** Requirements **
Rewrite the entries below with "location" changed to "position" and nothing else altered.

** Data in this exercise **
══════════
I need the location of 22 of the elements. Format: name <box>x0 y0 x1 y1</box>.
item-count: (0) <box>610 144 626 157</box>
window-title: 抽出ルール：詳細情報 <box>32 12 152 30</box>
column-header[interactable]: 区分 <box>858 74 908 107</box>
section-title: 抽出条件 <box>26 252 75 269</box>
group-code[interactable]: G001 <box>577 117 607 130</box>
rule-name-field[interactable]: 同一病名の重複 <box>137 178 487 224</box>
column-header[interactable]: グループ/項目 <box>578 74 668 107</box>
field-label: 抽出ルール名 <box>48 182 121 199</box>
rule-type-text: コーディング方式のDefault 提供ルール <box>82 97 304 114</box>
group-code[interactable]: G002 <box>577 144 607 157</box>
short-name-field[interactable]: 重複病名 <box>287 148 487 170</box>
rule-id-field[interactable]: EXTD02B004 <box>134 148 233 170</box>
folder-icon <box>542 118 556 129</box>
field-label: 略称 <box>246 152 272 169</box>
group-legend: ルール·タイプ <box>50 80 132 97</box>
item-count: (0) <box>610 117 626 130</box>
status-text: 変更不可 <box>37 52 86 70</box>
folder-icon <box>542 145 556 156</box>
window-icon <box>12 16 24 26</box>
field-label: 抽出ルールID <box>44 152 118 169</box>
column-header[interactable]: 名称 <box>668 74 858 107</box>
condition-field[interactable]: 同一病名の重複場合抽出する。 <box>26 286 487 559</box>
══════════
** Full solution **
I need the position of 22 of the elements. Format: name <box>x0 y0 x1 y1</box>.
item-count: (0) <box>610 144 626 157</box>
window-title: 抽出ルール：詳細情報 <box>32 12 152 30</box>
column-header[interactable]: 区分 <box>858 74 908 107</box>
section-title: 抽出条件 <box>26 252 75 269</box>
group-code[interactable]: G001 <box>577 117 607 130</box>
rule-name-field[interactable]: 同一病名の重複 <box>137 178 487 224</box>
column-header[interactable]: グループ/項目 <box>578 74 668 107</box>
field-label: 抽出ルール名 <box>48 182 121 199</box>
rule-type-text: コーディング方式のDefault 提供ルール <box>82 97 304 114</box>
group-code[interactable]: G002 <box>577 144 607 157</box>
short-name-field[interactable]: 重複病名 <box>287 148 487 170</box>
rule-id-field[interactable]: EXTD02B004 <box>134 148 233 170</box>
folder-icon <box>542 118 556 129</box>
field-label: 略称 <box>246 152 272 169</box>
group-legend: ルール·タイプ <box>50 80 132 97</box>
item-count: (0) <box>610 117 626 130</box>
status-text: 変更不可 <box>37 52 86 70</box>
folder-icon <box>542 145 556 156</box>
window-icon <box>12 16 24 26</box>
field-label: 抽出ルールID <box>44 152 118 169</box>
column-header[interactable]: 名称 <box>668 74 858 107</box>
condition-field[interactable]: 同一病名の重複場合抽出する。 <box>26 286 487 559</box>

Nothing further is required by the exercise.